*EXERCISE DIRECTIONS*: All entries need to be written out verbatim, with pictures omitted.

*INFORMATION*:
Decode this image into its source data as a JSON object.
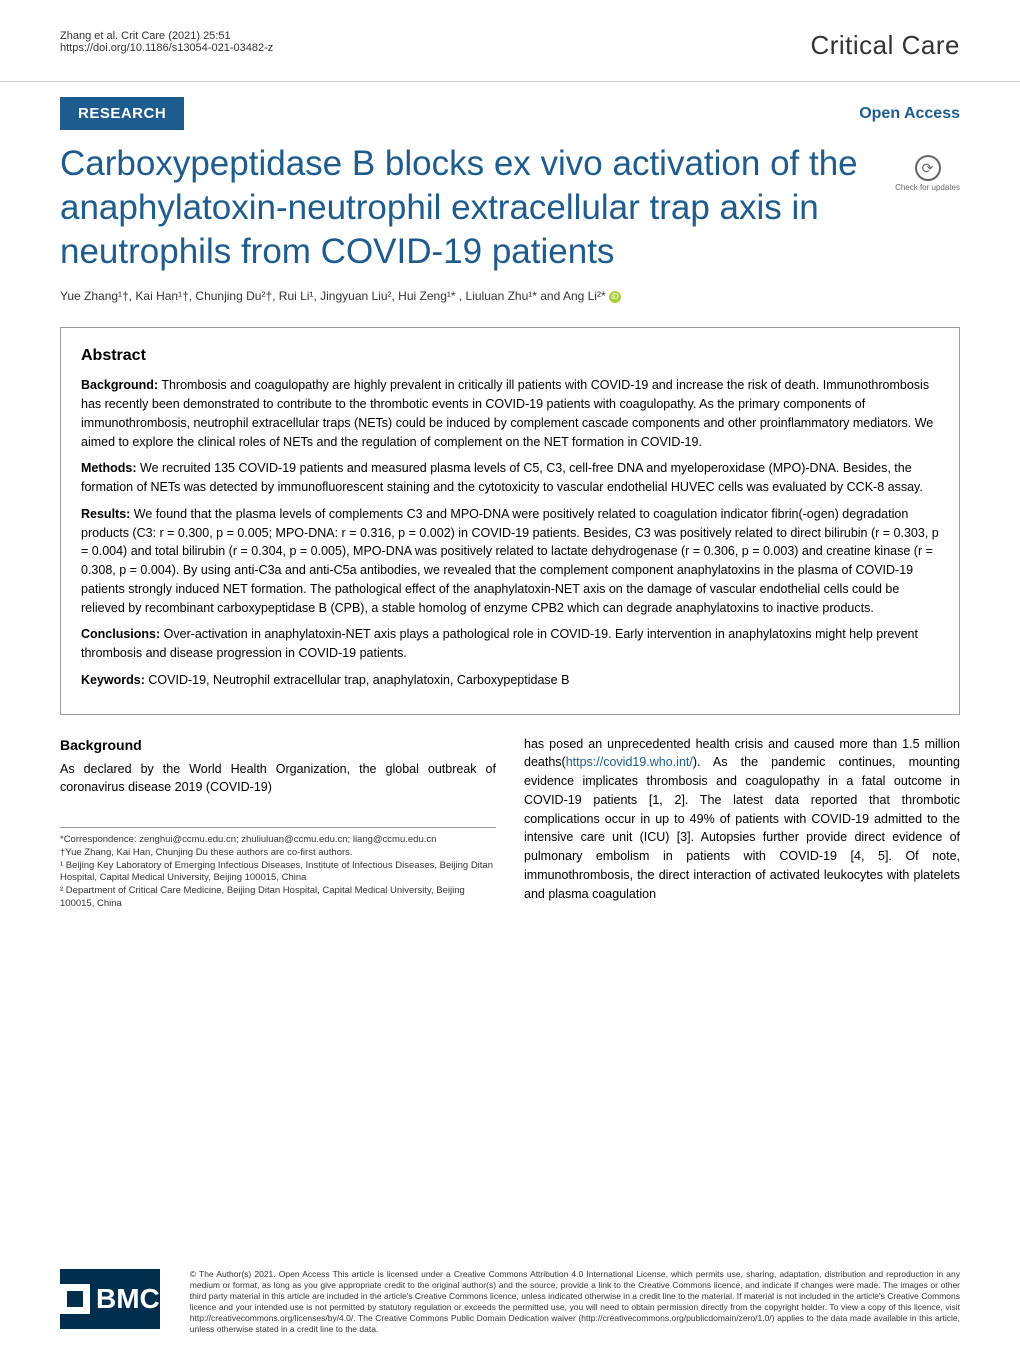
{
  "header": {
    "citation": "Zhang et al. Crit Care          (2021) 25:51",
    "doi": "https://doi.org/10.1186/s13054-021-03482-z",
    "journal": "Critical Care"
  },
  "meta": {
    "article_type": "RESEARCH",
    "open_access": "Open Access",
    "check_updates": "Check for updates"
  },
  "title": "Carboxypeptidase B blocks ex vivo activation of the anaphylatoxin-neutrophil extracellular trap axis in neutrophils from COVID-19 patients",
  "authors": "Yue Zhang¹†, Kai Han¹†, Chunjing Du²†, Rui Li¹, Jingyuan Liu², Hui Zeng¹* , Liuluan Zhu¹* and Ang Li²*",
  "abstract": {
    "heading": "Abstract",
    "background_label": "Background:",
    "background": " Thrombosis and coagulopathy are highly prevalent in critically ill patients with COVID-19 and increase the risk of death. Immunothrombosis has recently been demonstrated to contribute to the thrombotic events in COVID-19 patients with coagulopathy. As the primary components of immunothrombosis, neutrophil extracellular traps (NETs) could be induced by complement cascade components and other proinflammatory mediators. We aimed to explore the clinical roles of NETs and the regulation of complement on the NET formation in COVID-19.",
    "methods_label": "Methods:",
    "methods": " We recruited 135 COVID-19 patients and measured plasma levels of C5, C3, cell-free DNA and myeloperoxidase (MPO)-DNA. Besides, the formation of NETs was detected by immunofluorescent staining and the cytotoxicity to vascular endothelial HUVEC cells was evaluated by CCK-8 assay.",
    "results_label": "Results:",
    "results": " We found that the plasma levels of complements C3 and MPO-DNA were positively related to coagulation indicator fibrin(-ogen) degradation products (C3: r = 0.300, p = 0.005; MPO-DNA: r = 0.316, p = 0.002) in COVID-19 patients. Besides, C3 was positively related to direct bilirubin (r = 0.303, p = 0.004) and total bilirubin (r = 0.304, p = 0.005), MPO-DNA was positively related to lactate dehydrogenase (r = 0.306, p = 0.003) and creatine kinase (r = 0.308, p = 0.004). By using anti-C3a and anti-C5a antibodies, we revealed that the complement component anaphylatoxins in the plasma of COVID-19 patients strongly induced NET formation. The pathological effect of the anaphylatoxin-NET axis on the damage of vascular endothelial cells could be relieved by recombinant carboxypeptidase B (CPB), a stable homolog of enzyme CPB2 which can degrade anaphylatoxins to inactive products.",
    "conclusions_label": "Conclusions:",
    "conclusions": " Over-activation in anaphylatoxin-NET axis plays a pathological role in COVID-19. Early intervention in anaphylatoxins might help prevent thrombosis and disease progression in COVID-19 patients.",
    "keywords_label": "Keywords:",
    "keywords": " COVID-19, Neutrophil extracellular trap, anaphylatoxin, Carboxypeptidase B"
  },
  "body": {
    "background_heading": "Background",
    "left_p1": "As declared by the World Health Organization, the global outbreak of coronavirus disease 2019 (COVID-19)",
    "right_p1_a": "has posed an unprecedented health crisis and caused more than 1.5 million deaths(",
    "right_link": "https://covid19.who.int/",
    "right_p1_b": "). As the pandemic continues, mounting evidence implicates thrombosis and coagulopathy in a fatal outcome in COVID-19 patients [1, 2]. The latest data reported that thrombotic complications occur in up to 49% of patients with COVID-19 admitted to the intensive care unit (ICU) [3]. Autopsies further provide direct evidence of pulmonary embolism in patients with COVID-19 [4, 5]. Of note, immunothrombosis, the direct interaction of activated leukocytes with platelets and plasma coagulation"
  },
  "footnotes": {
    "correspondence": "*Correspondence: zenghui@ccmu.edu.cn; zhuliuluan@ccmu.edu.cn; liang@ccmu.edu.cn",
    "cofirst": "†Yue Zhang, Kai Han, Chunjing Du these authors are co-first authors.",
    "aff1": "¹ Beijing Key Laboratory of Emerging Infectious Diseases, Institute of Infectious Diseases, Beijing Ditan Hospital, Capital Medical University, Beijing 100015, China",
    "aff2": "² Department of Critical Care Medicine, Beijing Ditan Hospital, Capital Medical University, Beijing 100015, China"
  },
  "footer": {
    "bmc": "BMC",
    "license": "© The Author(s) 2021. Open Access This article is licensed under a Creative Commons Attribution 4.0 International License, which permits use, sharing, adaptation, distribution and reproduction in any medium or format, as long as you give appropriate credit to the original author(s) and the source, provide a link to the Creative Commons licence, and indicate if changes were made. The images or other third party material in this article are included in the article's Creative Commons licence, unless indicated otherwise in a credit line to the material. If material is not included in the article's Creative Commons licence and your intended use is not permitted by statutory regulation or exceeds the permitted use, you will need to obtain permission directly from the copyright holder. To view a copy of this licence, visit http://creativecommons.org/licenses/by/4.0/. The Creative Commons Public Domain Dedication waiver (http://creativecommons.org/publicdomain/zero/1.0/) applies to the data made available in this article, unless otherwise stated in a credit line to the data."
  },
  "colors": {
    "primary_blue": "#1e5c8f",
    "bmc_navy": "#022e4d",
    "orcid_green": "#a6ce39",
    "border_gray": "#999999",
    "text_gray": "#333333"
  }
}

*EXERCISE SOLUTION*:
Decode this image into its source data as a JSON object.
{
  "header": {
    "citation": "Zhang et al. Crit Care          (2021) 25:51",
    "doi": "https://doi.org/10.1186/s13054-021-03482-z",
    "journal": "Critical Care"
  },
  "meta": {
    "article_type": "RESEARCH",
    "open_access": "Open Access",
    "check_updates": "Check for updates"
  },
  "title": "Carboxypeptidase B blocks ex vivo activation of the anaphylatoxin-neutrophil extracellular trap axis in neutrophils from COVID-19 patients",
  "authors": "Yue Zhang¹†, Kai Han¹†, Chunjing Du²†, Rui Li¹, Jingyuan Liu², Hui Zeng¹* , Liuluan Zhu¹* and Ang Li²*",
  "abstract": {
    "heading": "Abstract",
    "background_label": "Background:",
    "background": " Thrombosis and coagulopathy are highly prevalent in critically ill patients with COVID-19 and increase the risk of death. Immunothrombosis has recently been demonstrated to contribute to the thrombotic events in COVID-19 patients with coagulopathy. As the primary components of immunothrombosis, neutrophil extracellular traps (NETs) could be induced by complement cascade components and other proinflammatory mediators. We aimed to explore the clinical roles of NETs and the regulation of complement on the NET formation in COVID-19.",
    "methods_label": "Methods:",
    "methods": " We recruited 135 COVID-19 patients and measured plasma levels of C5, C3, cell-free DNA and myeloperoxidase (MPO)-DNA. Besides, the formation of NETs was detected by immunofluorescent staining and the cytotoxicity to vascular endothelial HUVEC cells was evaluated by CCK-8 assay.",
    "results_label": "Results:",
    "results": " We found that the plasma levels of complements C3 and MPO-DNA were positively related to coagulation indicator fibrin(-ogen) degradation products (C3: r = 0.300, p = 0.005; MPO-DNA: r = 0.316, p = 0.002) in COVID-19 patients. Besides, C3 was positively related to direct bilirubin (r = 0.303, p = 0.004) and total bilirubin (r = 0.304, p = 0.005), MPO-DNA was positively related to lactate dehydrogenase (r = 0.306, p = 0.003) and creatine kinase (r = 0.308, p = 0.004). By using anti-C3a and anti-C5a antibodies, we revealed that the complement component anaphylatoxins in the plasma of COVID-19 patients strongly induced NET formation. The pathological effect of the anaphylatoxin-NET axis on the damage of vascular endothelial cells could be relieved by recombinant carboxypeptidase B (CPB), a stable homolog of enzyme CPB2 which can degrade anaphylatoxins to inactive products.",
    "conclusions_label": "Conclusions:",
    "conclusions": " Over-activation in anaphylatoxin-NET axis plays a pathological role in COVID-19. Early intervention in anaphylatoxins might help prevent thrombosis and disease progression in COVID-19 patients.",
    "keywords_label": "Keywords:",
    "keywords": " COVID-19, Neutrophil extracellular trap, anaphylatoxin, Carboxypeptidase B"
  },
  "body": {
    "background_heading": "Background",
    "left_p1": "As declared by the World Health Organization, the global outbreak of coronavirus disease 2019 (COVID-19)",
    "right_p1_a": "has posed an unprecedented health crisis and caused more than 1.5 million deaths(",
    "right_link": "https://covid19.who.int/",
    "right_p1_b": "). As the pandemic continues, mounting evidence implicates thrombosis and coagulopathy in a fatal outcome in COVID-19 patients [1, 2]. The latest data reported that thrombotic complications occur in up to 49% of patients with COVID-19 admitted to the intensive care unit (ICU) [3]. Autopsies further provide direct evidence of pulmonary embolism in patients with COVID-19 [4, 5]. Of note, immunothrombosis, the direct interaction of activated leukocytes with platelets and plasma coagulation"
  },
  "footnotes": {
    "correspondence": "*Correspondence: zenghui@ccmu.edu.cn; zhuliuluan@ccmu.edu.cn; liang@ccmu.edu.cn",
    "cofirst": "†Yue Zhang, Kai Han, Chunjing Du these authors are co-first authors.",
    "aff1": "¹ Beijing Key Laboratory of Emerging Infectious Diseases, Institute of Infectious Diseases, Beijing Ditan Hospital, Capital Medical University, Beijing 100015, China",
    "aff2": "² Department of Critical Care Medicine, Beijing Ditan Hospital, Capital Medical University, Beijing 100015, China"
  },
  "footer": {
    "bmc": "BMC",
    "license": "© The Author(s) 2021. Open Access This article is licensed under a Creative Commons Attribution 4.0 International License, which permits use, sharing, adaptation, distribution and reproduction in any medium or format, as long as you give appropriate credit to the original author(s) and the source, provide a link to the Creative Commons licence, and indicate if changes were made. The images or other third party material in this article are included in the article's Creative Commons licence, unless indicated otherwise in a credit line to the material. If material is not included in the article's Creative Commons licence and your intended use is not permitted by statutory regulation or exceeds the permitted use, you will need to obtain permission directly from the copyright holder. To view a copy of this licence, visit http://creativecommons.org/licenses/by/4.0/. The Creative Commons Public Domain Dedication waiver (http://creativecommons.org/publicdomain/zero/1.0/) applies to the data made available in this article, unless otherwise stated in a credit line to the data."
  },
  "colors": {
    "primary_blue": "#1e5c8f",
    "bmc_navy": "#022e4d",
    "orcid_green": "#a6ce39",
    "border_gray": "#999999",
    "text_gray": "#333333"
  }
}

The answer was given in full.